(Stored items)
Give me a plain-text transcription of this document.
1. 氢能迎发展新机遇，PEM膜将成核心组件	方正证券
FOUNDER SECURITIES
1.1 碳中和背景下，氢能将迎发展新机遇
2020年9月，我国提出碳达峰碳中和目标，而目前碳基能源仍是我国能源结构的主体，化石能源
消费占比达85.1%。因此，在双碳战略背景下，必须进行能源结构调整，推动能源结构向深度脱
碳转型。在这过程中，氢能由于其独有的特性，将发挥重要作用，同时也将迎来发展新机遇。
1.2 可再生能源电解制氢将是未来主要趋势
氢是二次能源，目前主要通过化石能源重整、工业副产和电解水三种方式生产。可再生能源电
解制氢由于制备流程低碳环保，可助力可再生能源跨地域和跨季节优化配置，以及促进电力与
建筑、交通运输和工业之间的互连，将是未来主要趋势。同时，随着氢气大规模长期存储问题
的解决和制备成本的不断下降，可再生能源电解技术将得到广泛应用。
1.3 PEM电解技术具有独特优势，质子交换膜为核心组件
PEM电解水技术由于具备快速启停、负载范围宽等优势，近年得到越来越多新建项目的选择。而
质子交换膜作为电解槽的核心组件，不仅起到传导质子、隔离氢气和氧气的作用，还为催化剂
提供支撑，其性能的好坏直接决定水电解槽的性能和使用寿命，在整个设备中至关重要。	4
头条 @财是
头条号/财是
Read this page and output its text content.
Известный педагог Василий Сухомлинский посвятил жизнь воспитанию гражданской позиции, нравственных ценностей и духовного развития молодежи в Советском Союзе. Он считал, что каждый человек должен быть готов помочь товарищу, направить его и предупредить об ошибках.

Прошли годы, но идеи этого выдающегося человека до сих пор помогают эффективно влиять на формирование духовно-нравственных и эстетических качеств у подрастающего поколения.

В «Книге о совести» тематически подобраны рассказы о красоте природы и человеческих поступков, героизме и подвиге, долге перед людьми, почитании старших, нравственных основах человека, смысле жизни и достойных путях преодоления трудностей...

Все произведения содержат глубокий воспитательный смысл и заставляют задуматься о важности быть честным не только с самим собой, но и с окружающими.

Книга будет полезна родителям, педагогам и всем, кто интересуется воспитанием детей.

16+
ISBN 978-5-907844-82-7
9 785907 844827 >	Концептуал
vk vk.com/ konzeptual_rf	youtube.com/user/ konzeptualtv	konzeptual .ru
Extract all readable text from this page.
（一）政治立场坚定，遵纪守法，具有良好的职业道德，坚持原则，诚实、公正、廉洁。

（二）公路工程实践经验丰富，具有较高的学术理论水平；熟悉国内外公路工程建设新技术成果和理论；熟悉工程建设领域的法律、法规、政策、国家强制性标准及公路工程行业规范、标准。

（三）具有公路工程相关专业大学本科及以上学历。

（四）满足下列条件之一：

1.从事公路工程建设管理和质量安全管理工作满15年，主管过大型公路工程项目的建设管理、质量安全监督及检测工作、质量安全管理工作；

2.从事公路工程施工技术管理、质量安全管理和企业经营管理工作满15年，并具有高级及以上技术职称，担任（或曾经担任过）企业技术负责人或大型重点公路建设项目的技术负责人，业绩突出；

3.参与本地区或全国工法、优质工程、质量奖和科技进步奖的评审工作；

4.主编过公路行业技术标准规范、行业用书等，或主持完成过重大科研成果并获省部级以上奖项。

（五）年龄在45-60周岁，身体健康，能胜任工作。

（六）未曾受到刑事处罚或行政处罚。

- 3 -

▸ **PROBLEM STATEMENT**:
Look through the material above. Copy each line where the word "быть" appears.

▸ **THE SOLUTION**:
Известный педагог Василий Сухомлинский посвятил жизнь воспитанию гражданской позиции, нравственных ценностей и духовного развития молодежи в Советском Союзе. Он считал, что каждый человек должен быть готов помочь товарищу, направить его и предупредить об ошибках.
Все произведения содержат глубокий воспитательный смысл и заставляют задуматься о важности быть честным не только с самим собой, но и с окружающими.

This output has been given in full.